**TASK TO COMPLETE**
In the listing that follows, count the lines holding the word "values" and report only that number.

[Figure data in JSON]

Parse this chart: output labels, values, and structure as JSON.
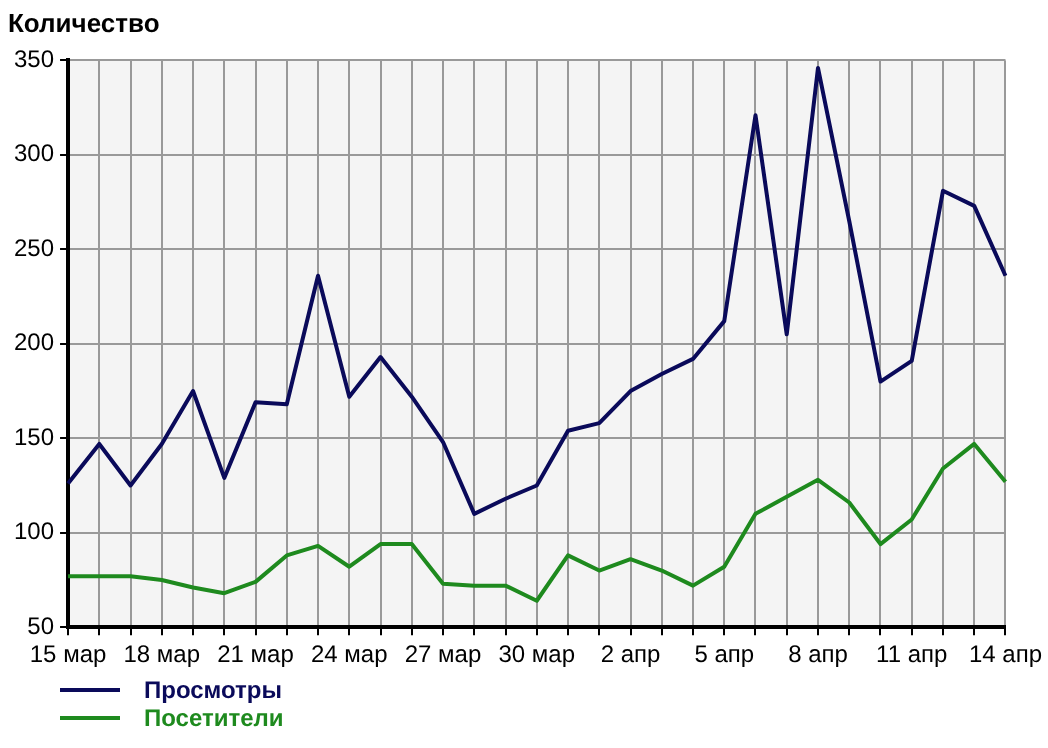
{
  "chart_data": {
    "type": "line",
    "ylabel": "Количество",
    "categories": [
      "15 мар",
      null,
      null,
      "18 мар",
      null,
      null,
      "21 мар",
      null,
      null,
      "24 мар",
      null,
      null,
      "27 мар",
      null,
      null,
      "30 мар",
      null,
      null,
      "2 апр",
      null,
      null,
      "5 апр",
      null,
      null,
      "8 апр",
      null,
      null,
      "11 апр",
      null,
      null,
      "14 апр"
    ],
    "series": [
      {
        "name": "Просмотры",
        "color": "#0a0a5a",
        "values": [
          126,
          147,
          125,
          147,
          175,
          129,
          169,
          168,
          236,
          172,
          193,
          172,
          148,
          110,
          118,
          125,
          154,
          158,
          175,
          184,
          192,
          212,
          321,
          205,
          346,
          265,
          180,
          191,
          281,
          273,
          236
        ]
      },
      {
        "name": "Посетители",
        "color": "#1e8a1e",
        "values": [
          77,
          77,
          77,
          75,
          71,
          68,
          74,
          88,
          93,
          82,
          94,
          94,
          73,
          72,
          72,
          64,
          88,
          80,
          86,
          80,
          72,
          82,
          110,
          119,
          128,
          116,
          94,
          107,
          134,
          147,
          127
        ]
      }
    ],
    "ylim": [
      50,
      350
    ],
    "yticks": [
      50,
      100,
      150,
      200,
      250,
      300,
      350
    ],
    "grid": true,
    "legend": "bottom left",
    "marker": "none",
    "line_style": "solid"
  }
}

---

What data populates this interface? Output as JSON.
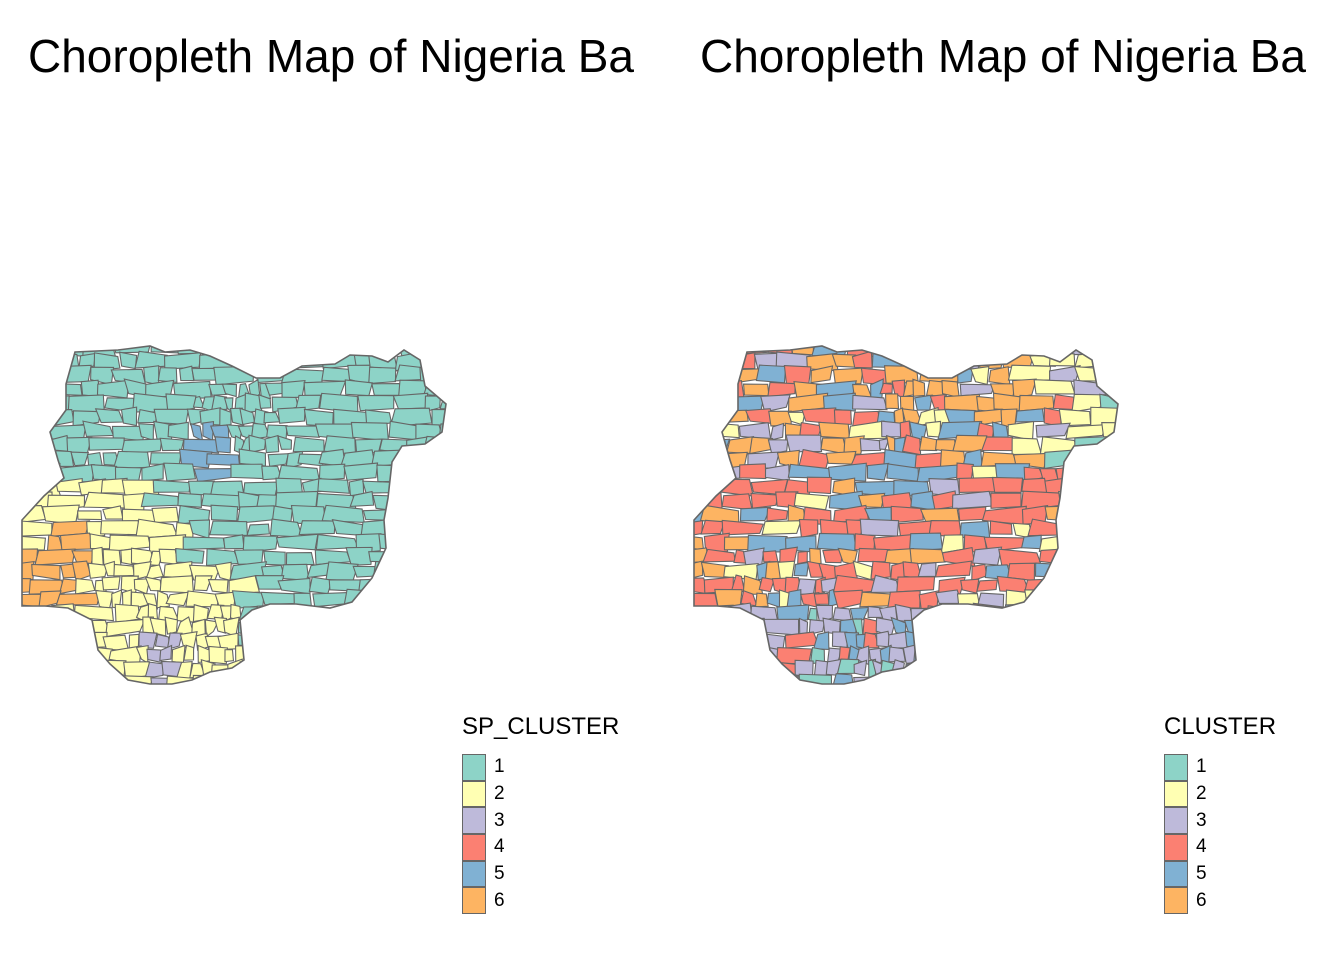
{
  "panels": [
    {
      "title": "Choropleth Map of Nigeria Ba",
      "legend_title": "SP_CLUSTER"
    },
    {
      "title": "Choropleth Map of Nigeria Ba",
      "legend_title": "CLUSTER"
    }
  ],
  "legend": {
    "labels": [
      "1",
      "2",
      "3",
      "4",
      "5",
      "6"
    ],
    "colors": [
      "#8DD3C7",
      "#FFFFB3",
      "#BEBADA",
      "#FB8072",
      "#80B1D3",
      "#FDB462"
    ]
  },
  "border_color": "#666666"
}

--

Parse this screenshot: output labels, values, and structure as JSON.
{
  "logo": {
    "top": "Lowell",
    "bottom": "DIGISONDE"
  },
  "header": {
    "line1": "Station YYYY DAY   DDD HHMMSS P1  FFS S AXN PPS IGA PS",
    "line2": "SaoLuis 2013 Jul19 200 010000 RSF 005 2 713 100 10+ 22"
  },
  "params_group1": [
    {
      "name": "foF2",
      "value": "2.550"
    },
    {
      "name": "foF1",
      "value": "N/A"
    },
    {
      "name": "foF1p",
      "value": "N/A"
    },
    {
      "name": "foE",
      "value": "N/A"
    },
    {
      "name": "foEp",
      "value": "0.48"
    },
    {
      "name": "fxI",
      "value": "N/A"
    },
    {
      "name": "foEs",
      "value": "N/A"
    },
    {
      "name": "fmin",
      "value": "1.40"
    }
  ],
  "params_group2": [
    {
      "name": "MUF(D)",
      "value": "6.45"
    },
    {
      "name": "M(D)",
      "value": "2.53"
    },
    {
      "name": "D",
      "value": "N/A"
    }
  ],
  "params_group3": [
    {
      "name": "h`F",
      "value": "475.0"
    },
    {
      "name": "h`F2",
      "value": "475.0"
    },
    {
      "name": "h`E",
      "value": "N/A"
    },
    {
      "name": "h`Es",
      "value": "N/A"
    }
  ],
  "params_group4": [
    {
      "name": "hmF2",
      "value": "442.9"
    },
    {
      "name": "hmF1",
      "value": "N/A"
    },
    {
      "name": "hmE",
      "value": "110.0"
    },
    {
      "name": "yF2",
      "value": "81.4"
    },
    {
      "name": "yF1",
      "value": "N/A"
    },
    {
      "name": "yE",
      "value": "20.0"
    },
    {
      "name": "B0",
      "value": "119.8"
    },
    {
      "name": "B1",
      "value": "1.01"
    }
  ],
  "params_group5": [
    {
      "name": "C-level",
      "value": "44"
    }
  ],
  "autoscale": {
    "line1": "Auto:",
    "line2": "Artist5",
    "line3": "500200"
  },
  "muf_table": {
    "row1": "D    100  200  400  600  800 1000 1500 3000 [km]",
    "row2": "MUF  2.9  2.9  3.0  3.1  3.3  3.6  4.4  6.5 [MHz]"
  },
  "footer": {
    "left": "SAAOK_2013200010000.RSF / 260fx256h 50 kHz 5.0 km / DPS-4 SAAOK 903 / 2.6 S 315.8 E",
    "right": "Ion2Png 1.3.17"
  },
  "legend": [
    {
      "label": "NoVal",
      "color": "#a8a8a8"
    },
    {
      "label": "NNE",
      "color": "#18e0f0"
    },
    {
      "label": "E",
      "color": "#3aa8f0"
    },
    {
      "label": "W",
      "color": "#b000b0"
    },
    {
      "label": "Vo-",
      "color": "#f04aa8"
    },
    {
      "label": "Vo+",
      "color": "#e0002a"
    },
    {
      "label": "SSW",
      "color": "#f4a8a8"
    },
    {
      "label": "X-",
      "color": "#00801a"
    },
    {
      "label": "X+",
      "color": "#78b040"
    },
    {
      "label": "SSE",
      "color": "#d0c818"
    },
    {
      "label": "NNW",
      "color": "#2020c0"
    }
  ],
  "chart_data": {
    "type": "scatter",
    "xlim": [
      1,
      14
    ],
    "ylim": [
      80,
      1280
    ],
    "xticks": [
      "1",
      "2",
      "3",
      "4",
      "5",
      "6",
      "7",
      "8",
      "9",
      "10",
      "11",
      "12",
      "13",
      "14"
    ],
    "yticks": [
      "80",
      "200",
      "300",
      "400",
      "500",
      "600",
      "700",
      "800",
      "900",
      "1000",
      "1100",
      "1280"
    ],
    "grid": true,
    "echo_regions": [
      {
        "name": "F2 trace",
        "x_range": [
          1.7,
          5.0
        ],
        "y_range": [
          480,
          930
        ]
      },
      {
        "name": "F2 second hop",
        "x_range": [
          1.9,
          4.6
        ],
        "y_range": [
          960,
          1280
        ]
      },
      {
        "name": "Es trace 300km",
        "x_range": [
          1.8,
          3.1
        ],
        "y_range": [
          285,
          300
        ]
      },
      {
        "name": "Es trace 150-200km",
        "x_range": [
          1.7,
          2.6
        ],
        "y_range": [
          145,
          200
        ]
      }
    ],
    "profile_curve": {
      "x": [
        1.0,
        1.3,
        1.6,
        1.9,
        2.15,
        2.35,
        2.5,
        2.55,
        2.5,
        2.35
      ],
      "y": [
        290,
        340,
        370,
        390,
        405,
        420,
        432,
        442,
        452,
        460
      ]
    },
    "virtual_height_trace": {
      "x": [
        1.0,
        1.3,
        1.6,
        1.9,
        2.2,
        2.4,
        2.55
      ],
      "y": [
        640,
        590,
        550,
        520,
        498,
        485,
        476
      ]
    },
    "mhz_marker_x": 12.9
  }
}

**SOLUTION TO THIS PROBLEM**
4